** Supplied information **
|---|

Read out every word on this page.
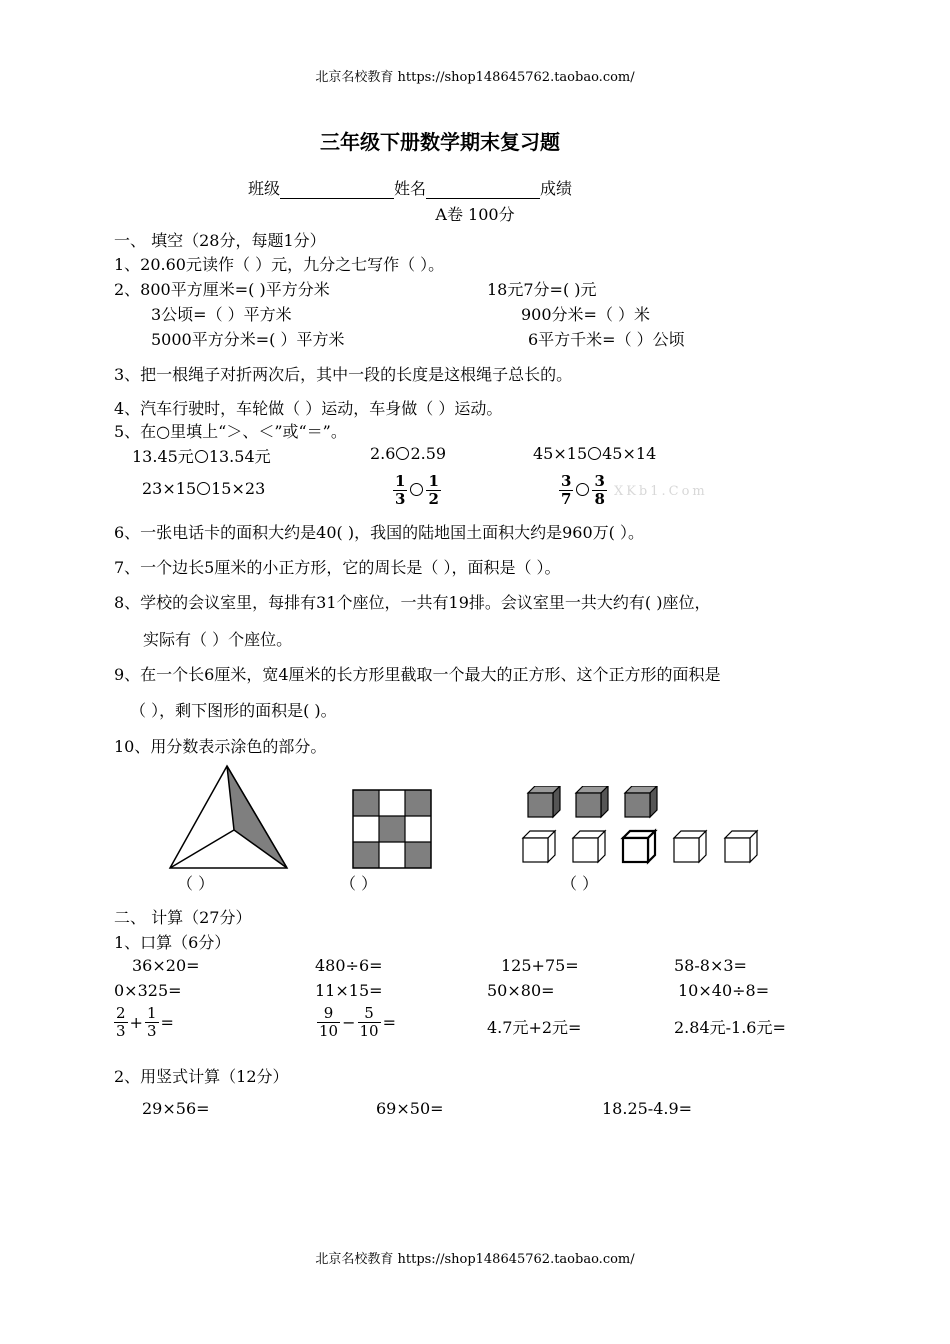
北京名校教育 https://shop148645762.taobao.com/
三年级下册数学期末复习题
班级	姓名	成绩
A卷 100分
一、 填空（28分，每题1分）
1、20.60元读作（ ）元，九分之七写作（ ）。
2、800平方厘米=( )平方分米	18元7分=( )元
3公顷=（ ）平方米	900分米=（ ）米
5000平方分米=( ）平方米	6平方千米=（ ）公顷
3、把一根绳子对折两次后，其中一段的长度是这根绳子总长的。
4、汽车行驶时，车轮做（ ）运动，车身做（ ）运动。
5、在○里填上“＞、＜”或“＝”。
13.45元 13.54元	2.6 2.59	45×15 45×14
23×15 15×23	$\frac{1}{3} \frac{1}{2}$	$\frac{3}{7} \frac{3}{8} XKb1.Com$
6、一张电话卡的面积大约是40( )，我国的陆地国土面积大约是960万( ）。
7、一个边长5厘米的小正方形，它的周长是（ ），面积是（ ）。
8、学校的会议室里，每排有31个座位，一共有19排。会议室里一共大约有( )座位，
实际有（ ）个座位。
9、在一个长6厘米，宽4厘米的长方形里截取一个最大的正方形、这个正方形的面积是
（ ），剩下图形的面积是( )。
10、用分数表示涂色的部分。
（ ）	（ ）	（ ）
二、 计算（27分）
1、口算（6分）
36×20=	480÷6=	125+75=	58-8×3=
0×325=	11×15=	50×80=	10×40÷8=
$\frac{2}{3} + \frac{1}{3}$ =	$\frac{9}{10} - \frac{5}{10}$ =	4.7元+2元=	2.84元-1.6元=
2、用竖式计算（12分）
29×56=	69×50=	18.25-4.9=
北京名校教育 https://shop148645762.taobao.com/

|---|

** Problem **
Keep only the lines that hold the string "frac", and copy them out.

** Finished task **
23×15 15×23	$\frac{1}{3} \frac{1}{2}$	$\frac{3}{7} \frac{3}{8} XKb1.Com$
$\frac{2}{3} + \frac{1}{3}$ =	$\frac{9}{10} - \frac{5}{10}$ =	4.7元+2元=	2.84元-1.6元=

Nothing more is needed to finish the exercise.